Instructions for the task:
Copy out each line of the material in which the word "JSON" appears.

····················

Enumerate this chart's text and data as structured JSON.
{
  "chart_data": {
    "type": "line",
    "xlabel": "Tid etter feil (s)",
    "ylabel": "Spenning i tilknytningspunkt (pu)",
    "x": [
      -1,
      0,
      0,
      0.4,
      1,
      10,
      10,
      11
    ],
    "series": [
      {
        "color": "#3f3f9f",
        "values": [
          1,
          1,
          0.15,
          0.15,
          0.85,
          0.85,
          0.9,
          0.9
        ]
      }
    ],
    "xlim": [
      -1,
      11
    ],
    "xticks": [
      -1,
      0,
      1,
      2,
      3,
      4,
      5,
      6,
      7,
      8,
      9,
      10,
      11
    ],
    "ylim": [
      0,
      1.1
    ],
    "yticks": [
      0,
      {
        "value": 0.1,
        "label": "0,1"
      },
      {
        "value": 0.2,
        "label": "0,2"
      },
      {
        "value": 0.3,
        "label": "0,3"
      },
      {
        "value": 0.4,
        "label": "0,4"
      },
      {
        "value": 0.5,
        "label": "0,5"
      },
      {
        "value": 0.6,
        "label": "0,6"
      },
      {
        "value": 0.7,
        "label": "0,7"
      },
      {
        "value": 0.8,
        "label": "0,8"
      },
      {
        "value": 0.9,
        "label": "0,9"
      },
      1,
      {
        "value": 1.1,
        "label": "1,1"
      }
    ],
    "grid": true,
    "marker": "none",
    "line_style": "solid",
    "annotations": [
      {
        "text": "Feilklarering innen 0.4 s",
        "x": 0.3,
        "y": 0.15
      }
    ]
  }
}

····················

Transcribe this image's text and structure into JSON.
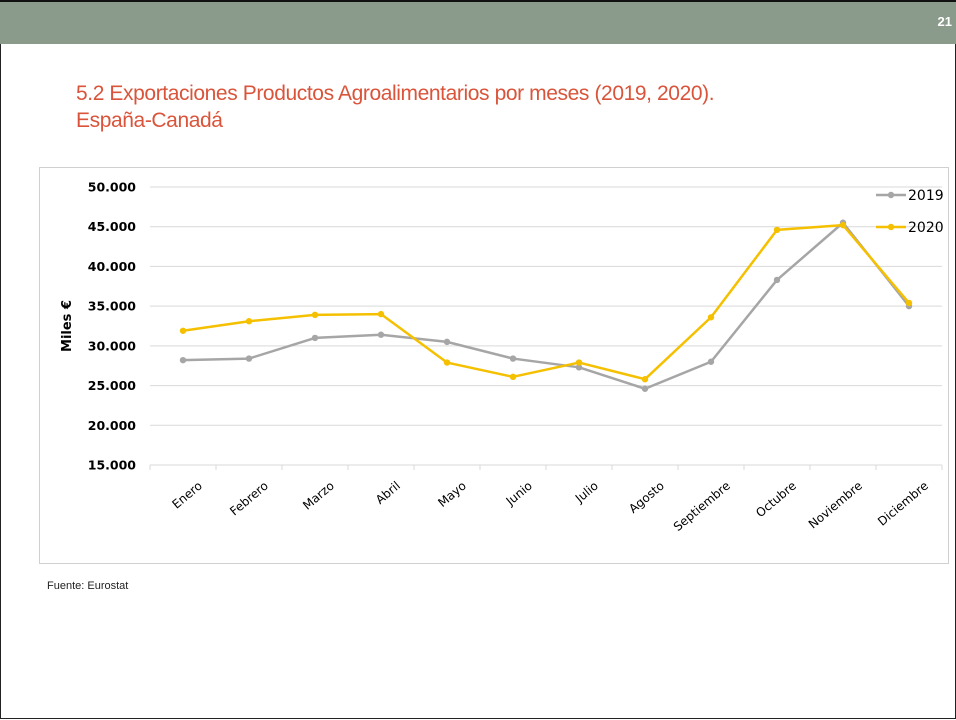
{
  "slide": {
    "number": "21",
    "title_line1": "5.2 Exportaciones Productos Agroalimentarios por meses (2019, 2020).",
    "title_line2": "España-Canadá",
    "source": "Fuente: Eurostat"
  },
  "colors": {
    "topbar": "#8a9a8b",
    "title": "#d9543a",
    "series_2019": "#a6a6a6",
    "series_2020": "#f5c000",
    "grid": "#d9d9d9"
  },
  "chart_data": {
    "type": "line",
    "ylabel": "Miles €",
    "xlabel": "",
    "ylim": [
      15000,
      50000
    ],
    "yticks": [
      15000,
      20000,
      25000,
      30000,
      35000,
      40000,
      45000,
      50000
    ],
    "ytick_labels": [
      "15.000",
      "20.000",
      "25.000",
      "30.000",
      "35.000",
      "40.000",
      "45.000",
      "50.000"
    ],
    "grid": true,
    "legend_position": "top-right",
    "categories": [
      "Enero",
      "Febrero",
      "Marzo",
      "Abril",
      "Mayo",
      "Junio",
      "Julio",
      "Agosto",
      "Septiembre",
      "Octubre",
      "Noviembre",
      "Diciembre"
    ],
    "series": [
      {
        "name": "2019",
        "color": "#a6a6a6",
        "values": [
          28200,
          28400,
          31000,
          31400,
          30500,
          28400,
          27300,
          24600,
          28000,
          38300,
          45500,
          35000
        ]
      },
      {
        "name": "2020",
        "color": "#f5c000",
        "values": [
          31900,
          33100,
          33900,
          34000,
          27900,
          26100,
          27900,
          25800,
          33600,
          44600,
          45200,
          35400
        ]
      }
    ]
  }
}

····················

Response to this task:
Enumerate this chart's text and data as structured JSON.
Transcribe this image's text and structure into JSON.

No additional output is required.